- _Aim of the task_: Reproduce the entries word for word, and omit any picture you find in them.

━━━━━ Dataset ━━━━━

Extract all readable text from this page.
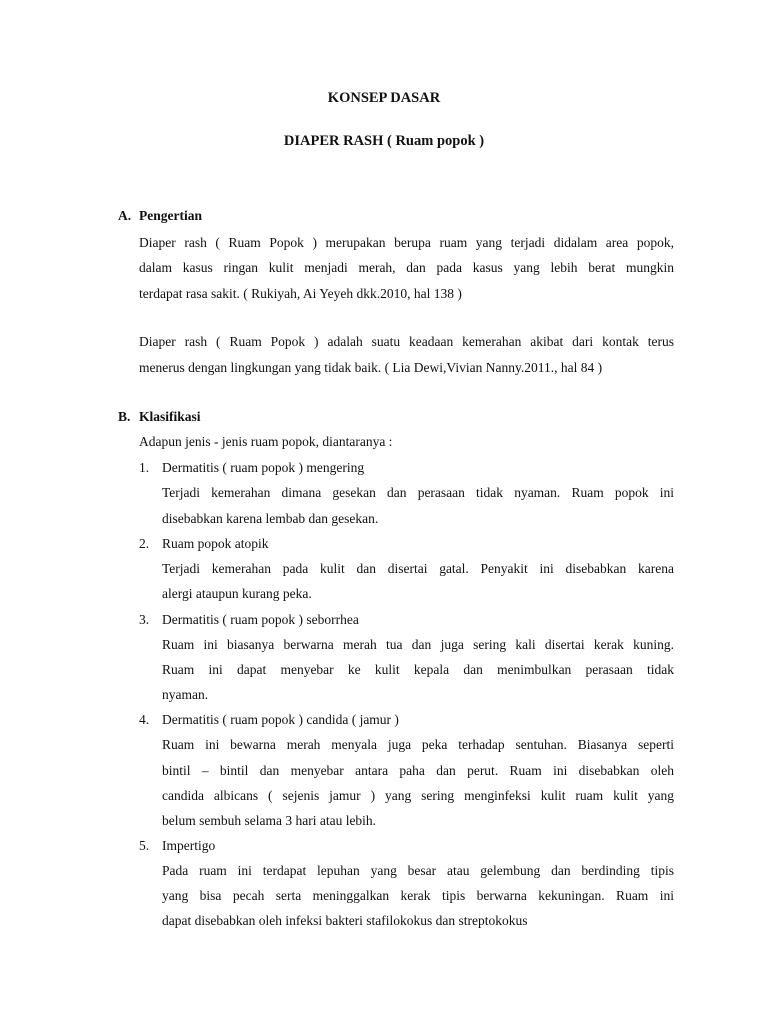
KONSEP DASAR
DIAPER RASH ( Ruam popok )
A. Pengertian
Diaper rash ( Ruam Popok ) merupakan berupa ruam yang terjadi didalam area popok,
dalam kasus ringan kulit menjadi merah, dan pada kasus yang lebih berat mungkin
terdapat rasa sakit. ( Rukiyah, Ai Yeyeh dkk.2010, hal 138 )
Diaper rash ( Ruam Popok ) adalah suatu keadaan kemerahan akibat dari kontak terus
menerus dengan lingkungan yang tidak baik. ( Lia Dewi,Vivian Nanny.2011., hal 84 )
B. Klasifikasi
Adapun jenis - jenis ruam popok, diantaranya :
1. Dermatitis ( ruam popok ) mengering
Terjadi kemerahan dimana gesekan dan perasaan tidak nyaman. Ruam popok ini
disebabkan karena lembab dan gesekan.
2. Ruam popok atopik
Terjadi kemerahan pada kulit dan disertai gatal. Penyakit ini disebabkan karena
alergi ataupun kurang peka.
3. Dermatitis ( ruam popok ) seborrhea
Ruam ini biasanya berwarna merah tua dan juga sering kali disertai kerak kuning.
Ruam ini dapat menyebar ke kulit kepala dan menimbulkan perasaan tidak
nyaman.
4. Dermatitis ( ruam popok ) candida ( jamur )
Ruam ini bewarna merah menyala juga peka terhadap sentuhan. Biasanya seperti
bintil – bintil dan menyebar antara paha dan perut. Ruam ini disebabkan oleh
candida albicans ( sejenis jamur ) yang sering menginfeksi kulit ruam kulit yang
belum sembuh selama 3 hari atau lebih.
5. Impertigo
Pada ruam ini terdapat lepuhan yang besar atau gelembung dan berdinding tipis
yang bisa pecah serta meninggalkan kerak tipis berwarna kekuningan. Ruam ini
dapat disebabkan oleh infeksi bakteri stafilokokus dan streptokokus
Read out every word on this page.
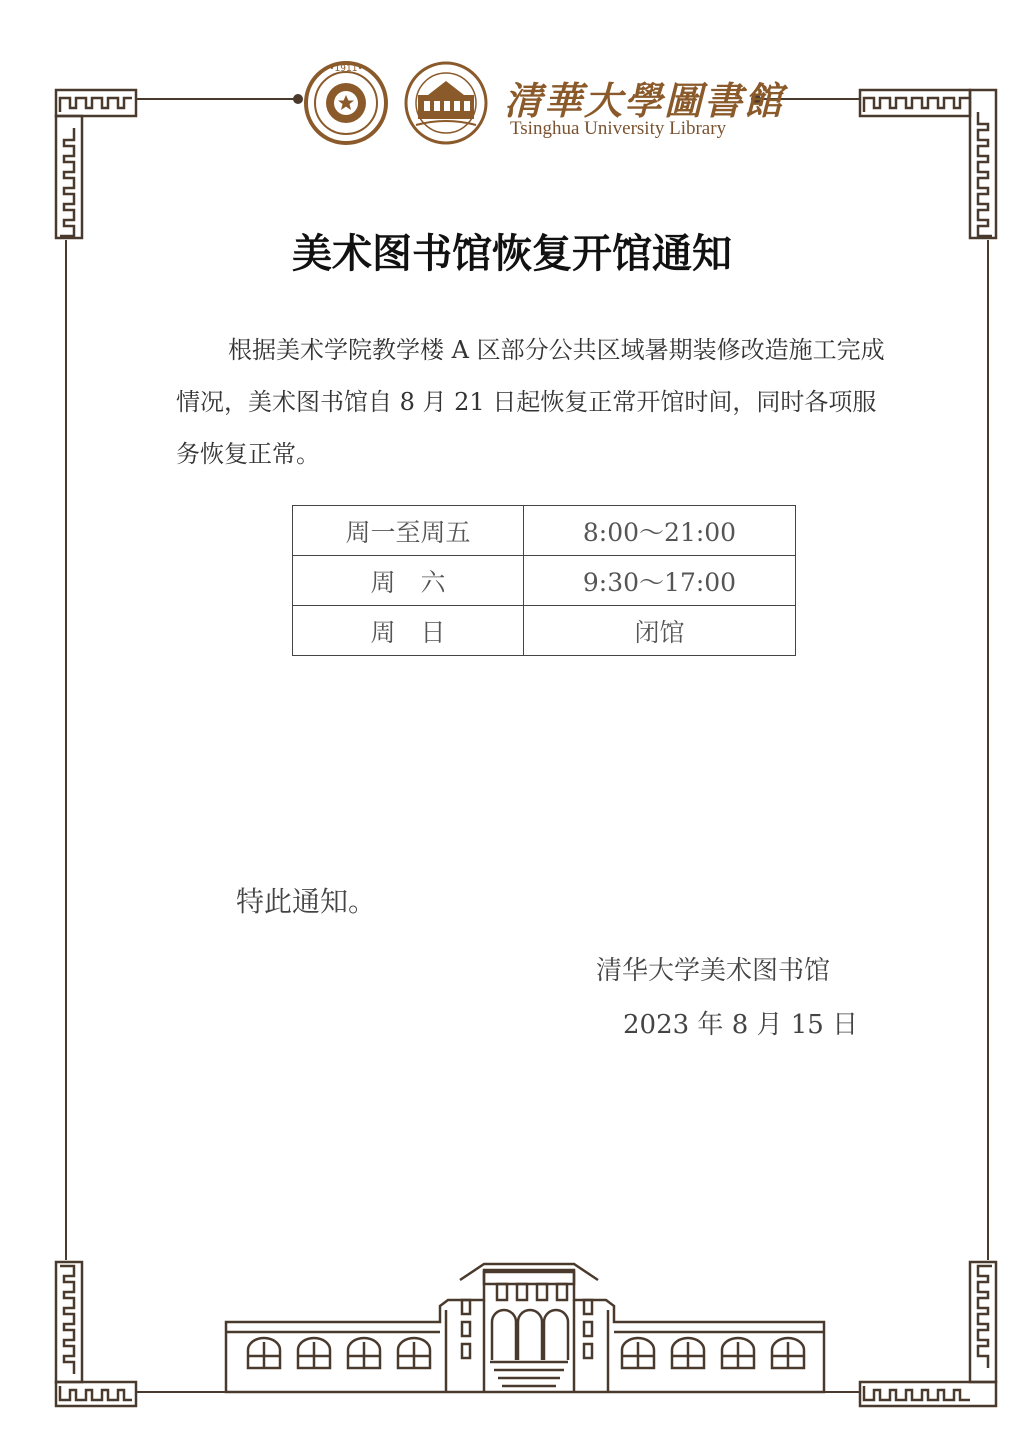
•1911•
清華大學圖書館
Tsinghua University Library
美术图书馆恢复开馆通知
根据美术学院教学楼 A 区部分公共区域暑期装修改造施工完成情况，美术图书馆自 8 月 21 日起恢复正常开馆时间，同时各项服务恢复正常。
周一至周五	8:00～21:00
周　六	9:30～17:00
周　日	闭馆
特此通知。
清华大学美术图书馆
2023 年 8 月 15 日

━━━━━

- _Answer to this exercise_:
Extract all readable text from this page.
KONSEP DASAR
DIAPER RASH ( Ruam popok )
A. Pengertian
Diaper rash ( Ruam Popok ) merupakan berupa ruam yang terjadi didalam area popok,
dalam kasus ringan kulit menjadi merah, dan pada kasus yang lebih berat mungkin
terdapat rasa sakit. ( Rukiyah, Ai Yeyeh dkk.2010, hal 138 )
Diaper rash ( Ruam Popok ) adalah suatu keadaan kemerahan akibat dari kontak terus
menerus dengan lingkungan yang tidak baik. ( Lia Dewi,Vivian Nanny.2011., hal 84 )
B. Klasifikasi
Adapun jenis - jenis ruam popok, diantaranya :
1. Dermatitis ( ruam popok ) mengering
Terjadi kemerahan dimana gesekan dan perasaan tidak nyaman. Ruam popok ini
disebabkan karena lembab dan gesekan.
2. Ruam popok atopik
Terjadi kemerahan pada kulit dan disertai gatal. Penyakit ini disebabkan karena
alergi ataupun kurang peka.
3. Dermatitis ( ruam popok ) seborrhea
Ruam ini biasanya berwarna merah tua dan juga sering kali disertai kerak kuning.
Ruam ini dapat menyebar ke kulit kepala dan menimbulkan perasaan tidak
nyaman.
4. Dermatitis ( ruam popok ) candida ( jamur )
Ruam ini bewarna merah menyala juga peka terhadap sentuhan. Biasanya seperti
bintil – bintil dan menyebar antara paha dan perut. Ruam ini disebabkan oleh
candida albicans ( sejenis jamur ) yang sering menginfeksi kulit ruam kulit yang
belum sembuh selama 3 hari atau lebih.
5. Impertigo
Pada ruam ini terdapat lepuhan yang besar atau gelembung dan berdinding tipis
yang bisa pecah serta meninggalkan kerak tipis berwarna kekuningan. Ruam ini
dapat disebabkan oleh infeksi bakteri stafilokokus dan streptokokus
Read out every word on this page.
•1911•
清華大學圖書館
Tsinghua University Library
美术图书馆恢复开馆通知
根据美术学院教学楼 A 区部分公共区域暑期装修改造施工完成情况，美术图书馆自 8 月 21 日起恢复正常开馆时间，同时各项服务恢复正常。
周一至周五	8:00～21:00
周　六	9:30～17:00
周　日	闭馆
特此通知。
清华大学美术图书馆
2023 年 8 月 15 日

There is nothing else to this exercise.